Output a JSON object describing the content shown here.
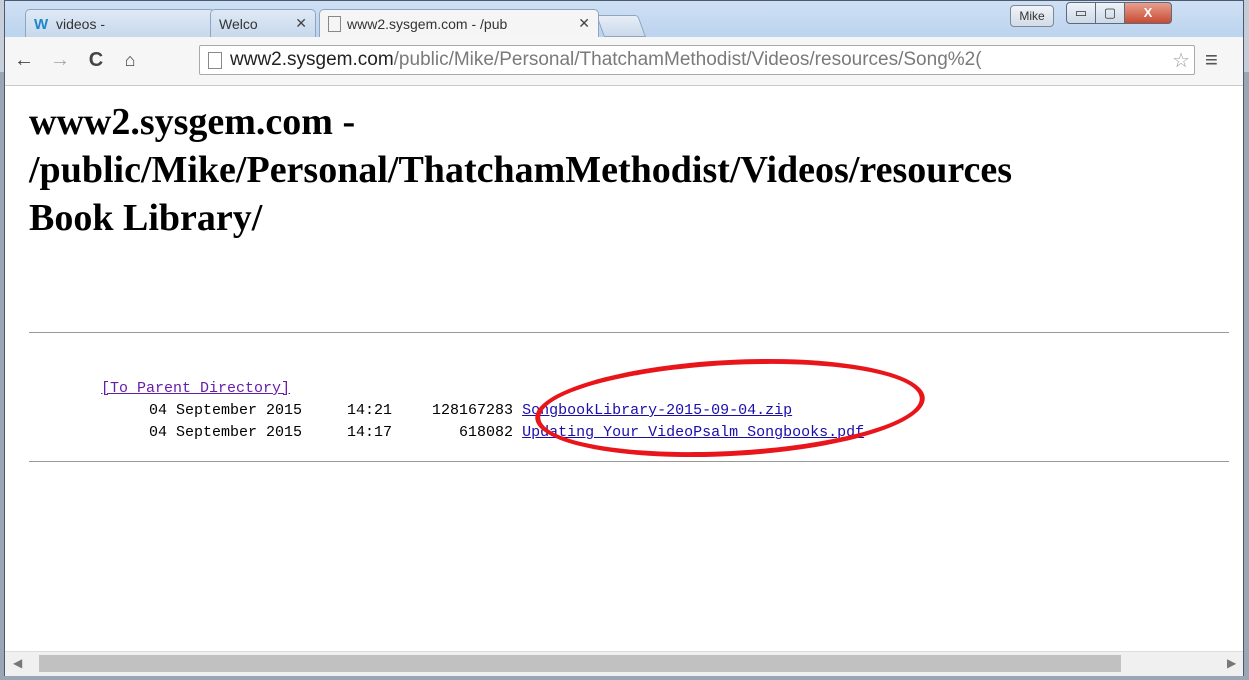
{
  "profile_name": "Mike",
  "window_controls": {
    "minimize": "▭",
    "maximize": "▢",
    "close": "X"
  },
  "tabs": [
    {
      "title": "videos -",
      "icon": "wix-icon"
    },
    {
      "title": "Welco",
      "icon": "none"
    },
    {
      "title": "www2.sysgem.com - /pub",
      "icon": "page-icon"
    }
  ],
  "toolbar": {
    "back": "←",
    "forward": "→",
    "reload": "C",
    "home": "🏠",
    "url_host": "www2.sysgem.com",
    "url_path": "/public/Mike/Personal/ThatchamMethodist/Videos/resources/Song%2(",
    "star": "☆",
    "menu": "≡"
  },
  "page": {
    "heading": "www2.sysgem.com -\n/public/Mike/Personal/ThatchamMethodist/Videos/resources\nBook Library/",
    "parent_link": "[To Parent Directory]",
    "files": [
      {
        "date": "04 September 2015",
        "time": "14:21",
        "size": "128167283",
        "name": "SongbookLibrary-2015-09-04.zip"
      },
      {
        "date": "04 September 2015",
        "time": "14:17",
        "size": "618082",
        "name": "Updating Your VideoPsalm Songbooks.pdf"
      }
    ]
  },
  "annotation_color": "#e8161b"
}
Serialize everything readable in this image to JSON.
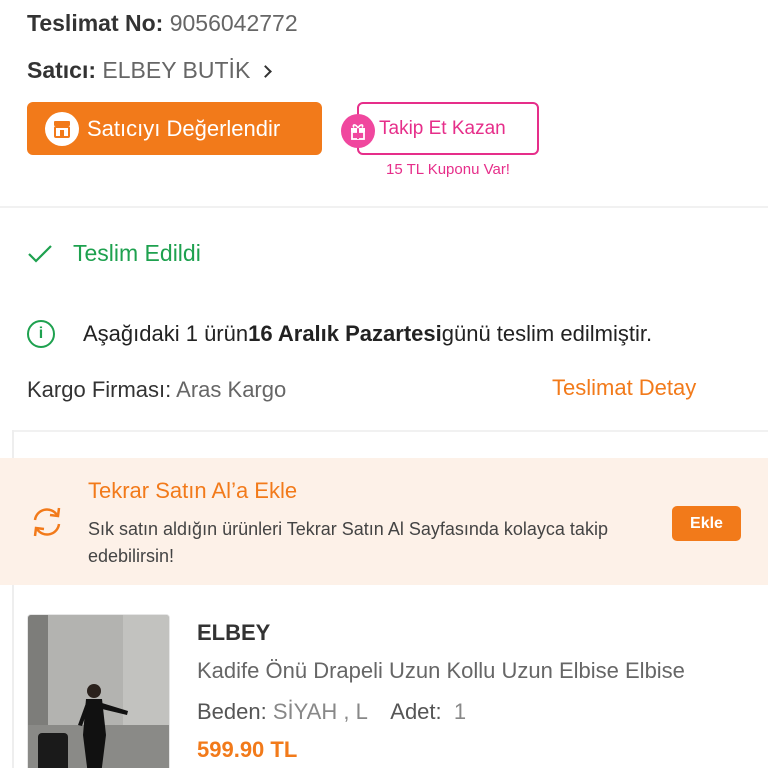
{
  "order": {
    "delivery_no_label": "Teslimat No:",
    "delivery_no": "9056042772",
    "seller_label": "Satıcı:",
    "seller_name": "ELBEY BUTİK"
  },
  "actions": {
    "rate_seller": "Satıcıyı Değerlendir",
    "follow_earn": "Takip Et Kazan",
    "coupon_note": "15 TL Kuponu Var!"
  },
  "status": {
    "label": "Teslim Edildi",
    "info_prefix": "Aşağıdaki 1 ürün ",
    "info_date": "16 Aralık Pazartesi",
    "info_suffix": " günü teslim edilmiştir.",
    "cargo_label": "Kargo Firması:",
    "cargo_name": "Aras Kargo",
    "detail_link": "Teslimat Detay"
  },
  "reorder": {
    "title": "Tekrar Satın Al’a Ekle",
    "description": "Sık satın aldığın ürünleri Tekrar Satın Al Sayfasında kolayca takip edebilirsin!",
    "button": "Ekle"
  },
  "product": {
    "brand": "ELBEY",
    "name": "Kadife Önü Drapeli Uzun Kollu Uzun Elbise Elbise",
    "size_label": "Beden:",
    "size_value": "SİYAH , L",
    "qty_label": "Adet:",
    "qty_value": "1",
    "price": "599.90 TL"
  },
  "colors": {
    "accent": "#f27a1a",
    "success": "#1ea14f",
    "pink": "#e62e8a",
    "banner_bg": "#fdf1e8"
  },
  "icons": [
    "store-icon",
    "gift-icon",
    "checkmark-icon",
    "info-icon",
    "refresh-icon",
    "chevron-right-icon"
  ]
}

## Task to carry out
Reproduce every line above as written, skipping pictures.

## Result of the task
Output a JSON object describing the content shown here.
{
  "profile_name": "Mike",
  "window_controls": {
    "minimize": "▭",
    "maximize": "▢",
    "close": "X"
  },
  "tabs": [
    {
      "title": "videos -",
      "icon": "wix-icon"
    },
    {
      "title": "Welco",
      "icon": "none"
    },
    {
      "title": "www2.sysgem.com - /pub",
      "icon": "page-icon"
    }
  ],
  "toolbar": {
    "back": "←",
    "forward": "→",
    "reload": "C",
    "home": "🏠",
    "url_host": "www2.sysgem.com",
    "url_path": "/public/Mike/Personal/ThatchamMethodist/Videos/resources/Song%2(",
    "star": "☆",
    "menu": "≡"
  },
  "page": {
    "heading": "www2.sysgem.com -\n/public/Mike/Personal/ThatchamMethodist/Videos/resources\nBook Library/",
    "parent_link": "[To Parent Directory]",
    "files": [
      {
        "date": "04 September 2015",
        "time": "14:21",
        "size": "128167283",
        "name": "SongbookLibrary-2015-09-04.zip"
      },
      {
        "date": "04 September 2015",
        "time": "14:17",
        "size": "618082",
        "name": "Updating Your VideoPsalm Songbooks.pdf"
      }
    ]
  },
  "annotation_color": "#e8161b"
}
Serialize everything readable in this image to JSON.
{
  "order": {
    "delivery_no_label": "Teslimat No:",
    "delivery_no": "9056042772",
    "seller_label": "Satıcı:",
    "seller_name": "ELBEY BUTİK"
  },
  "actions": {
    "rate_seller": "Satıcıyı Değerlendir",
    "follow_earn": "Takip Et Kazan",
    "coupon_note": "15 TL Kuponu Var!"
  },
  "status": {
    "label": "Teslim Edildi",
    "info_prefix": "Aşağıdaki 1 ürün ",
    "info_date": "16 Aralık Pazartesi",
    "info_suffix": " günü teslim edilmiştir.",
    "cargo_label": "Kargo Firması:",
    "cargo_name": "Aras Kargo",
    "detail_link": "Teslimat Detay"
  },
  "reorder": {
    "title": "Tekrar Satın Al’a Ekle",
    "description": "Sık satın aldığın ürünleri Tekrar Satın Al Sayfasında kolayca takip edebilirsin!",
    "button": "Ekle"
  },
  "product": {
    "brand": "ELBEY",
    "name": "Kadife Önü Drapeli Uzun Kollu Uzun Elbise Elbise",
    "size_label": "Beden:",
    "size_value": "SİYAH , L",
    "qty_label": "Adet:",
    "qty_value": "1",
    "price": "599.90 TL"
  },
  "colors": {
    "accent": "#f27a1a",
    "success": "#1ea14f",
    "pink": "#e62e8a",
    "banner_bg": "#fdf1e8"
  },
  "icons": [
    "store-icon",
    "gift-icon",
    "checkmark-icon",
    "info-icon",
    "refresh-icon",
    "chevron-right-icon"
  ]
}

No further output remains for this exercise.